• To be done:
Only the pictures are to be left out; set down the rest of the records exactly.

---- The data

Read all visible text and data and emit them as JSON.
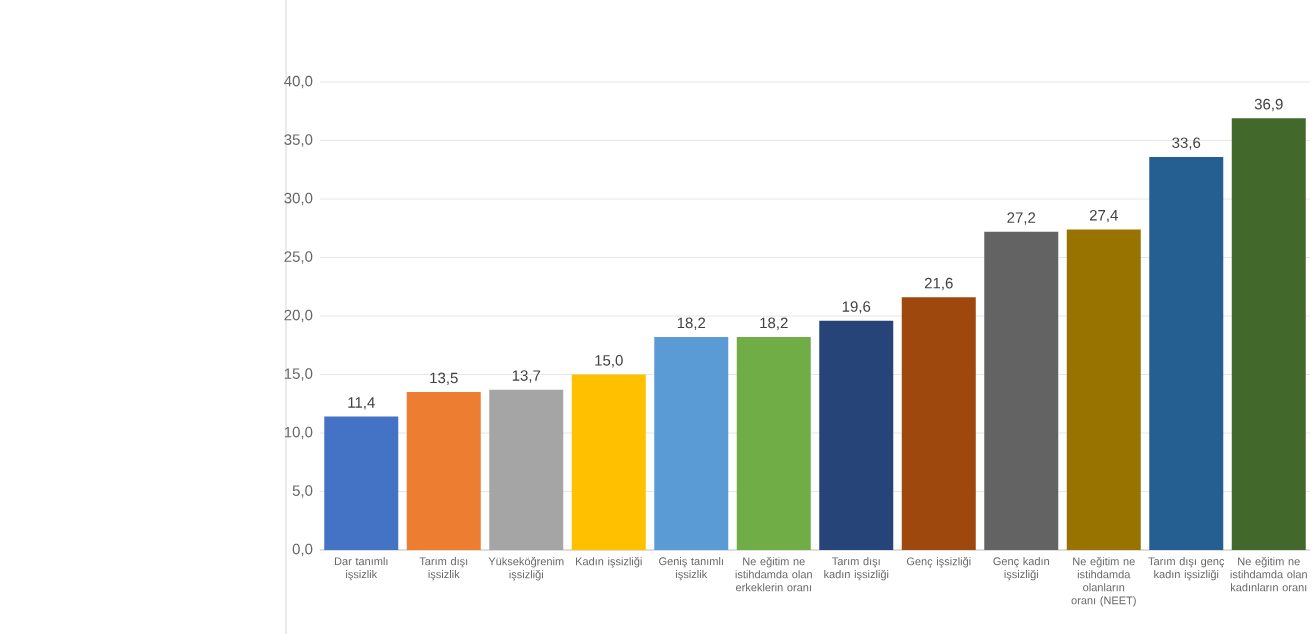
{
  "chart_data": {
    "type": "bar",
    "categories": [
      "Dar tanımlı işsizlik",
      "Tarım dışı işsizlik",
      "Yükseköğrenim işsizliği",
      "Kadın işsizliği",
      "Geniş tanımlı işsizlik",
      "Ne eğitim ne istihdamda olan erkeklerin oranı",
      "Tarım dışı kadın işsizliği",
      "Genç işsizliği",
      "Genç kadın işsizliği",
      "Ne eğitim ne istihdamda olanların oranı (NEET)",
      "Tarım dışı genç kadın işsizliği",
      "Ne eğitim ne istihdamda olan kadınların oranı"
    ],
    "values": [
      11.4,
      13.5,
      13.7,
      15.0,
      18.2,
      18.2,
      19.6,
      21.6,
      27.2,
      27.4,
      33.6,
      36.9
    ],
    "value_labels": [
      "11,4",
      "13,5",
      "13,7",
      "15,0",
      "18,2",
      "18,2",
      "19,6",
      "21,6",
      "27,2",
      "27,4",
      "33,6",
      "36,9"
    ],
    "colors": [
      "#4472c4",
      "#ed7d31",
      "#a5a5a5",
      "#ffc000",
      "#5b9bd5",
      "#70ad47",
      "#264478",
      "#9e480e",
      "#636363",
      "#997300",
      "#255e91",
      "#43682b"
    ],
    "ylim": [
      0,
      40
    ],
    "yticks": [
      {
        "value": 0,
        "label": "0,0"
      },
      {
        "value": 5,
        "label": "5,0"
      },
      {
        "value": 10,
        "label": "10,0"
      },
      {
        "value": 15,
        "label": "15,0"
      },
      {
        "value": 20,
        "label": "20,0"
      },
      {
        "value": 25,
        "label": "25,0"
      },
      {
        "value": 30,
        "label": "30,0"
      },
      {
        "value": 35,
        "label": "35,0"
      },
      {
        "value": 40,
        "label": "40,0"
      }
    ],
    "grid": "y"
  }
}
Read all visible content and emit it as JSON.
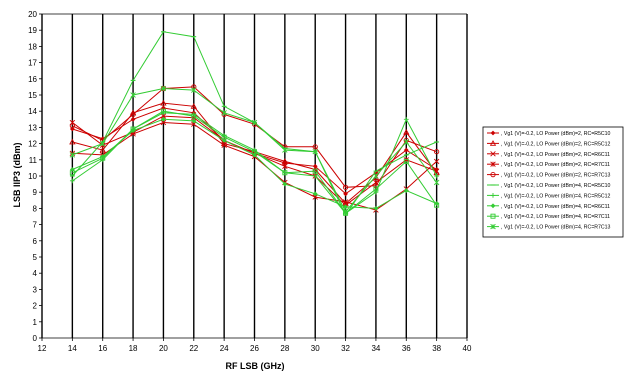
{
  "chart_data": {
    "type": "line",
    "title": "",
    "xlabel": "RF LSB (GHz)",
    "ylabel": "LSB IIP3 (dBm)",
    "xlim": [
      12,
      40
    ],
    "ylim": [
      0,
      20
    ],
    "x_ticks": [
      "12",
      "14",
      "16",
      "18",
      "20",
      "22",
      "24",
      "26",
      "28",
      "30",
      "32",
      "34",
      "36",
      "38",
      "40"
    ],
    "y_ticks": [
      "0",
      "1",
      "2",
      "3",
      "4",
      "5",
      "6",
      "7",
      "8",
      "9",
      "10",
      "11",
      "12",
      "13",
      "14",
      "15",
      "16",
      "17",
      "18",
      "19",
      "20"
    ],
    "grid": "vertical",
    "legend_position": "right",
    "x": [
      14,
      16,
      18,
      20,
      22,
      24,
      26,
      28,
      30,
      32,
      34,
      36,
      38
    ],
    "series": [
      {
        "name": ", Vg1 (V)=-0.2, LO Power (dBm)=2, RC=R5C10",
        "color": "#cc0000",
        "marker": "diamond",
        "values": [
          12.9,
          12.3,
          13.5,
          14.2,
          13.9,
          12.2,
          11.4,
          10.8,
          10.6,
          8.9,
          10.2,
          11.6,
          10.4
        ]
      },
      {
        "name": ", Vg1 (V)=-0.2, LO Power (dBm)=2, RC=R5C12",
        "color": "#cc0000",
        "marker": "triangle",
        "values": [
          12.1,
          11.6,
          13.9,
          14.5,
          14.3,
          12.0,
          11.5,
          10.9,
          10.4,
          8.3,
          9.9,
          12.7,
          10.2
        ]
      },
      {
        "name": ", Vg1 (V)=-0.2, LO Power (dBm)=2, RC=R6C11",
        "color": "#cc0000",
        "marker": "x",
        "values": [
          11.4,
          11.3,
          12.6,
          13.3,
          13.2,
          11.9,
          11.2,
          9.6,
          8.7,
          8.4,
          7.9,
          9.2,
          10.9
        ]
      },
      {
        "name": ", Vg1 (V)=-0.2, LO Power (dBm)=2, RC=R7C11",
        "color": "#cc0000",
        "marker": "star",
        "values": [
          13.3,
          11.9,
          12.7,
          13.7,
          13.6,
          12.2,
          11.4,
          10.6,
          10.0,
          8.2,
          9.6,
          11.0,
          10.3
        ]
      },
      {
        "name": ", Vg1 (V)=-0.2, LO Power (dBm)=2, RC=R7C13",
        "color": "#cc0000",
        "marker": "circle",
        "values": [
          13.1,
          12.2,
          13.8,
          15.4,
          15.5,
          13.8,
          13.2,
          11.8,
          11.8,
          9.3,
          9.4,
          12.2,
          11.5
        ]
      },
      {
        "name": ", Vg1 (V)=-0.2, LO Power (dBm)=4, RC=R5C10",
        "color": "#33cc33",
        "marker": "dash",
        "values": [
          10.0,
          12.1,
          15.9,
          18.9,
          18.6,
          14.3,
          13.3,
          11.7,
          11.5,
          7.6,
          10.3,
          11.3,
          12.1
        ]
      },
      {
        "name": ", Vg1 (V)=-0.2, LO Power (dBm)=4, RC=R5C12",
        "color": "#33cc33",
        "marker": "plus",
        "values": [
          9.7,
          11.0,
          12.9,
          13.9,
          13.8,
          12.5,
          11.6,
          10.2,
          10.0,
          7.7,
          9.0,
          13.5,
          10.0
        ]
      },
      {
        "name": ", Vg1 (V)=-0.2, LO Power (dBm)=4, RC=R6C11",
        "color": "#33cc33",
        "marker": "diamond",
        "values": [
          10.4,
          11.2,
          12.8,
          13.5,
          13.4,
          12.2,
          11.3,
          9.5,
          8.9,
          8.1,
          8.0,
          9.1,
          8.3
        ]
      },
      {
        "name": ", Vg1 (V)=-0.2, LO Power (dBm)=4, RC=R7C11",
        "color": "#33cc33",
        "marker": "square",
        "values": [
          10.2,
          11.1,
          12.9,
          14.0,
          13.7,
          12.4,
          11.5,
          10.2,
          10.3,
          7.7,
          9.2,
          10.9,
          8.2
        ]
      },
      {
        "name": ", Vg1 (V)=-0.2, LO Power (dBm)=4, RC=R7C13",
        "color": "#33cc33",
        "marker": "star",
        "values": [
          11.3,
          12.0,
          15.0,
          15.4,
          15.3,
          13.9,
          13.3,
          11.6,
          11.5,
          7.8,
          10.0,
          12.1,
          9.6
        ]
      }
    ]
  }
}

--------

• Correct output:
Read all visible text and data and emit them as JSON.
{
  "chart_data": {
    "type": "bar",
    "categories": [
      "Dar tanımlı işsizlik",
      "Tarım dışı işsizlik",
      "Yükseköğrenim işsizliği",
      "Kadın işsizliği",
      "Geniş tanımlı işsizlik",
      "Ne eğitim ne istihdamda olan erkeklerin oranı",
      "Tarım dışı kadın işsizliği",
      "Genç işsizliği",
      "Genç kadın işsizliği",
      "Ne eğitim ne istihdamda olanların oranı (NEET)",
      "Tarım dışı genç kadın işsizliği",
      "Ne eğitim ne istihdamda olan kadınların oranı"
    ],
    "values": [
      11.4,
      13.5,
      13.7,
      15.0,
      18.2,
      18.2,
      19.6,
      21.6,
      27.2,
      27.4,
      33.6,
      36.9
    ],
    "value_labels": [
      "11,4",
      "13,5",
      "13,7",
      "15,0",
      "18,2",
      "18,2",
      "19,6",
      "21,6",
      "27,2",
      "27,4",
      "33,6",
      "36,9"
    ],
    "colors": [
      "#4472c4",
      "#ed7d31",
      "#a5a5a5",
      "#ffc000",
      "#5b9bd5",
      "#70ad47",
      "#264478",
      "#9e480e",
      "#636363",
      "#997300",
      "#255e91",
      "#43682b"
    ],
    "ylim": [
      0,
      40
    ],
    "yticks": [
      {
        "value": 0,
        "label": "0,0"
      },
      {
        "value": 5,
        "label": "5,0"
      },
      {
        "value": 10,
        "label": "10,0"
      },
      {
        "value": 15,
        "label": "15,0"
      },
      {
        "value": 20,
        "label": "20,0"
      },
      {
        "value": 25,
        "label": "25,0"
      },
      {
        "value": 30,
        "label": "30,0"
      },
      {
        "value": 35,
        "label": "35,0"
      },
      {
        "value": 40,
        "label": "40,0"
      }
    ],
    "grid": "y"
  }
}
Read all visible content and emit it as JSON.
{
  "chart_data": {
    "type": "line",
    "title": "",
    "xlabel": "RF LSB (GHz)",
    "ylabel": "LSB IIP3 (dBm)",
    "xlim": [
      12,
      40
    ],
    "ylim": [
      0,
      20
    ],
    "x_ticks": [
      "12",
      "14",
      "16",
      "18",
      "20",
      "22",
      "24",
      "26",
      "28",
      "30",
      "32",
      "34",
      "36",
      "38",
      "40"
    ],
    "y_ticks": [
      "0",
      "1",
      "2",
      "3",
      "4",
      "5",
      "6",
      "7",
      "8",
      "9",
      "10",
      "11",
      "12",
      "13",
      "14",
      "15",
      "16",
      "17",
      "18",
      "19",
      "20"
    ],
    "grid": "vertical",
    "legend_position": "right",
    "x": [
      14,
      16,
      18,
      20,
      22,
      24,
      26,
      28,
      30,
      32,
      34,
      36,
      38
    ],
    "series": [
      {
        "name": ", Vg1 (V)=-0.2, LO Power (dBm)=2, RC=R5C10",
        "color": "#cc0000",
        "marker": "diamond",
        "values": [
          12.9,
          12.3,
          13.5,
          14.2,
          13.9,
          12.2,
          11.4,
          10.8,
          10.6,
          8.9,
          10.2,
          11.6,
          10.4
        ]
      },
      {
        "name": ", Vg1 (V)=-0.2, LO Power (dBm)=2, RC=R5C12",
        "color": "#cc0000",
        "marker": "triangle",
        "values": [
          12.1,
          11.6,
          13.9,
          14.5,
          14.3,
          12.0,
          11.5,
          10.9,
          10.4,
          8.3,
          9.9,
          12.7,
          10.2
        ]
      },
      {
        "name": ", Vg1 (V)=-0.2, LO Power (dBm)=2, RC=R6C11",
        "color": "#cc0000",
        "marker": "x",
        "values": [
          11.4,
          11.3,
          12.6,
          13.3,
          13.2,
          11.9,
          11.2,
          9.6,
          8.7,
          8.4,
          7.9,
          9.2,
          10.9
        ]
      },
      {
        "name": ", Vg1 (V)=-0.2, LO Power (dBm)=2, RC=R7C11",
        "color": "#cc0000",
        "marker": "star",
        "values": [
          13.3,
          11.9,
          12.7,
          13.7,
          13.6,
          12.2,
          11.4,
          10.6,
          10.0,
          8.2,
          9.6,
          11.0,
          10.3
        ]
      },
      {
        "name": ", Vg1 (V)=-0.2, LO Power (dBm)=2, RC=R7C13",
        "color": "#cc0000",
        "marker": "circle",
        "values": [
          13.1,
          12.2,
          13.8,
          15.4,
          15.5,
          13.8,
          13.2,
          11.8,
          11.8,
          9.3,
          9.4,
          12.2,
          11.5
        ]
      },
      {
        "name": ", Vg1 (V)=-0.2, LO Power (dBm)=4, RC=R5C10",
        "color": "#33cc33",
        "marker": "dash",
        "values": [
          10.0,
          12.1,
          15.9,
          18.9,
          18.6,
          14.3,
          13.3,
          11.7,
          11.5,
          7.6,
          10.3,
          11.3,
          12.1
        ]
      },
      {
        "name": ", Vg1 (V)=-0.2, LO Power (dBm)=4, RC=R5C12",
        "color": "#33cc33",
        "marker": "plus",
        "values": [
          9.7,
          11.0,
          12.9,
          13.9,
          13.8,
          12.5,
          11.6,
          10.2,
          10.0,
          7.7,
          9.0,
          13.5,
          10.0
        ]
      },
      {
        "name": ", Vg1 (V)=-0.2, LO Power (dBm)=4, RC=R6C11",
        "color": "#33cc33",
        "marker": "diamond",
        "values": [
          10.4,
          11.2,
          12.8,
          13.5,
          13.4,
          12.2,
          11.3,
          9.5,
          8.9,
          8.1,
          8.0,
          9.1,
          8.3
        ]
      },
      {
        "name": ", Vg1 (V)=-0.2, LO Power (dBm)=4, RC=R7C11",
        "color": "#33cc33",
        "marker": "square",
        "values": [
          10.2,
          11.1,
          12.9,
          14.0,
          13.7,
          12.4,
          11.5,
          10.2,
          10.3,
          7.7,
          9.2,
          10.9,
          8.2
        ]
      },
      {
        "name": ", Vg1 (V)=-0.2, LO Power (dBm)=4, RC=R7C13",
        "color": "#33cc33",
        "marker": "star",
        "values": [
          11.3,
          12.0,
          15.0,
          15.4,
          15.3,
          13.9,
          13.3,
          11.6,
          11.5,
          7.8,
          10.0,
          12.1,
          9.6
        ]
      }
    ]
  }
}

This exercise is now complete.